■ SUPPLIED TEXT:
• • • • •

Well said. And witness the many websites devoted to full on custom builds. This is where the attention and creativity has moved to. Some of these customs will fail to perform as well as a factory machine but what rolling works of art they can be! We have the best of both worlds now
As has been touched on in previous comments, the fact is that bikes these days are built really really well. Sportbikes have long since only been able to be properly exploited on a racetrack, and cruisers are finally seeing some real improvement (*cough*Polaris*cough*).
It’s relevant to this article to also point out that the Big Four gentleman’s agreement to not build bikes that would not exceed 300kph was shaken on about 15 years ago. Litrebikes routinely now have more horsepower than a y2k GP bike, and off the showroom floor are well capable of wearing out a set of tires long before anything else in the course of a track day. Realistically there isn’t much in terms of performance upgrades that these machines can accommodate that most riders could even find themselves in need of after literally hitting the edge of performance envelope of the stock bike. This definitely has an impact on the aftermarket whereby there isn’t nearly as big of a need for one.
Filthy nice !!!
David Mignon start saving
I will address your question, about demographics.
The aging population in North America is the reason why the big four Japanese brands have not returned to the kind of full catalogue of bikes of pre-great-recession times. For example, why did Suzuki not update the GSX-R line once in a decade? Why are they selling the ancient TU-250 over here when the 250 market is so hot now?
The answer is Asia. The sales growth of the global motorcycle industry is in Thailand, Vietnam, Philippines, and especially Indonesia. Why waste time trying to pry the last few new motorcycle dollars from 55+ Americans when there are literally tens of millions of new middle class consumers who can ride all year long.
Yamaha and Honda are now most hotly linked to the slogans “Semakin di dipan” and “Satu Hati”.
We are no longer the centre of the world, TK4. We should be grateful. Thanks to this demographic shift, we get terrific, inexpensive motorcycles like the Honda CB500 family, Yamaha R3, and others.
Thank you Michael, for an insightful article and reply.
You are correct (once again) – one can witness the demographic changes with models like the Honda Grom and the huge list of aftermarket bits.

• • • • •

■ DATA EXCERPT:
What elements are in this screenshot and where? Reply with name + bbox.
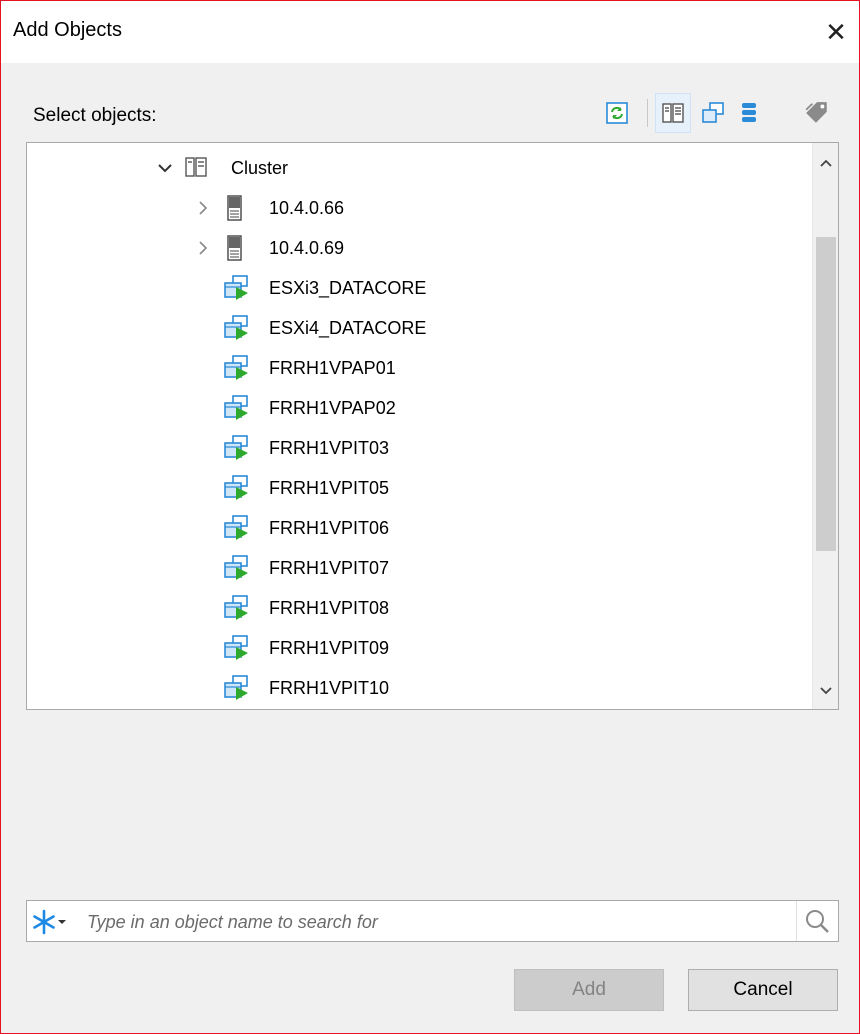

• • • • •

■ EXERCISE GOAL:
From the motorcycle discussion, list each country named as a source of sales growth for the global motorcycle industry.

■ COMPLETE OUTPUT:
Thailand, Vietnam, Philippines, Indonesia